[Entrées tirées d'une collection]
=-=-=-=-=
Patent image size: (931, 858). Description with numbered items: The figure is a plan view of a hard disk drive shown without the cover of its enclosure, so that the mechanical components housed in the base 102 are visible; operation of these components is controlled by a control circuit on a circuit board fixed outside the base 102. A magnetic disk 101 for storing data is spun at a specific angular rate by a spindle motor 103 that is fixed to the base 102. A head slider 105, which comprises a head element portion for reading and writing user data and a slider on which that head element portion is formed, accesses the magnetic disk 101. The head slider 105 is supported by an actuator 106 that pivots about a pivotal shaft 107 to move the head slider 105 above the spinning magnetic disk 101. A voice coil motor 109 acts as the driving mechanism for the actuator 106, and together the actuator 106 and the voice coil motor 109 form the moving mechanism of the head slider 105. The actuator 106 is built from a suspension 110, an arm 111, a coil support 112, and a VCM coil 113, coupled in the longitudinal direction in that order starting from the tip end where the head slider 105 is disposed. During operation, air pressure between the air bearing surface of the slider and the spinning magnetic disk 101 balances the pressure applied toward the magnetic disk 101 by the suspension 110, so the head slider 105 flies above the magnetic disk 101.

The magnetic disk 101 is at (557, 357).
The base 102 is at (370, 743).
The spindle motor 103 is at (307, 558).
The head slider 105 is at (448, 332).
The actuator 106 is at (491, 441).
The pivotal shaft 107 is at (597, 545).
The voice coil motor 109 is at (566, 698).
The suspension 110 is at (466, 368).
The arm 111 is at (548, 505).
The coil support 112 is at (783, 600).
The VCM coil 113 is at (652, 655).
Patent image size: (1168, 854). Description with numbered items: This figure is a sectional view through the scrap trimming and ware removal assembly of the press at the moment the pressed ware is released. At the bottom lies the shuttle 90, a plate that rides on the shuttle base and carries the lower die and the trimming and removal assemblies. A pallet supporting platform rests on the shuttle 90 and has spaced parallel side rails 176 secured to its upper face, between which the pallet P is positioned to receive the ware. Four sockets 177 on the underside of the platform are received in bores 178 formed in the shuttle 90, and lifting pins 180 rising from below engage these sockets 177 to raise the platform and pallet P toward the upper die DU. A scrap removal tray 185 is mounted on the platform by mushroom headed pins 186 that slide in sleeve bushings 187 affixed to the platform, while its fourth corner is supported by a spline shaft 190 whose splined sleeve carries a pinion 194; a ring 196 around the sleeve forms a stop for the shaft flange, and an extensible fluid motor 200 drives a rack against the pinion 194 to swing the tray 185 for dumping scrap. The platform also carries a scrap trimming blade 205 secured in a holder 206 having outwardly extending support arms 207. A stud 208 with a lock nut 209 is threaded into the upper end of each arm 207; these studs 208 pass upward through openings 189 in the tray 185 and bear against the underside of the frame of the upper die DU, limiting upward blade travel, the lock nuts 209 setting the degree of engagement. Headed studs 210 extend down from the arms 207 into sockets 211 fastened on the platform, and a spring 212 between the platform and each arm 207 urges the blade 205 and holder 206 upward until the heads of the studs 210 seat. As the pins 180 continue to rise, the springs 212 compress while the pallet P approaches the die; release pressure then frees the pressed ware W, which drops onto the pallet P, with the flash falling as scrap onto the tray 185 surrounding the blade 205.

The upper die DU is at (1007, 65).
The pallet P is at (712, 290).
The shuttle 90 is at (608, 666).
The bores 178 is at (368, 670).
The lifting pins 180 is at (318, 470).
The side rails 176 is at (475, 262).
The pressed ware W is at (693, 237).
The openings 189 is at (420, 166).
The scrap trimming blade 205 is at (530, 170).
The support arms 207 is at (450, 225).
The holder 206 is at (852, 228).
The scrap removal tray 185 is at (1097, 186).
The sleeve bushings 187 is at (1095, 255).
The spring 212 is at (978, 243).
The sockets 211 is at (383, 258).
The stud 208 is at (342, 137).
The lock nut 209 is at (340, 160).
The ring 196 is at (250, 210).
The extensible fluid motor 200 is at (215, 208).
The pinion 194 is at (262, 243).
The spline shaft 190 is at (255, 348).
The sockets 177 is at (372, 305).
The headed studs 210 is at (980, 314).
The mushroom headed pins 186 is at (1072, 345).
=-=-=-=-=
Renvoie à l'identique les lignes qui vont de la toute première jusqu'à celle contenant "The pivotal shaft 107 is at (597, 545).", cette dernière comprise.

Patent image size: (931, 858). Description with numbered items: The figure is a plan view of a hard disk drive shown without the cover of its enclosure, so that the mechanical components housed in the base 102 are visible; operation of these components is controlled by a control circuit on a circuit board fixed outside the base 102. A magnetic disk 101 for storing data is spun at a specific angular rate by a spindle motor 103 that is fixed to the base 102. A head slider 105, which comprises a head element portion for reading and writing user data and a slider on which that head element portion is formed, accesses the magnetic disk 101. The head slider 105 is supported by an actuator 106 that pivots about a pivotal shaft 107 to move the head slider 105 above the spinning magnetic disk 101. A voice coil motor 109 acts as the driving mechanism for the actuator 106, and together the actuator 106 and the voice coil motor 109 form the moving mechanism of the head slider 105. The actuator 106 is built from a suspension 110, an arm 111, a coil support 112, and a VCM coil 113, coupled in the longitudinal direction in that order starting from the tip end where the head slider 105 is disposed. During operation, air pressure between the air bearing surface of the slider and the spinning magnetic disk 101 balances the pressure applied toward the magnetic disk 101 by the suspension 110, so the head slider 105 flies above the magnetic disk 101.

The magnetic disk 101 is at (557, 357).
The base 102 is at (370, 743).
The spindle motor 103 is at (307, 558).
The head slider 105 is at (448, 332).
The actuator 106 is at (491, 441).
The pivotal shaft 107 is at (597, 545).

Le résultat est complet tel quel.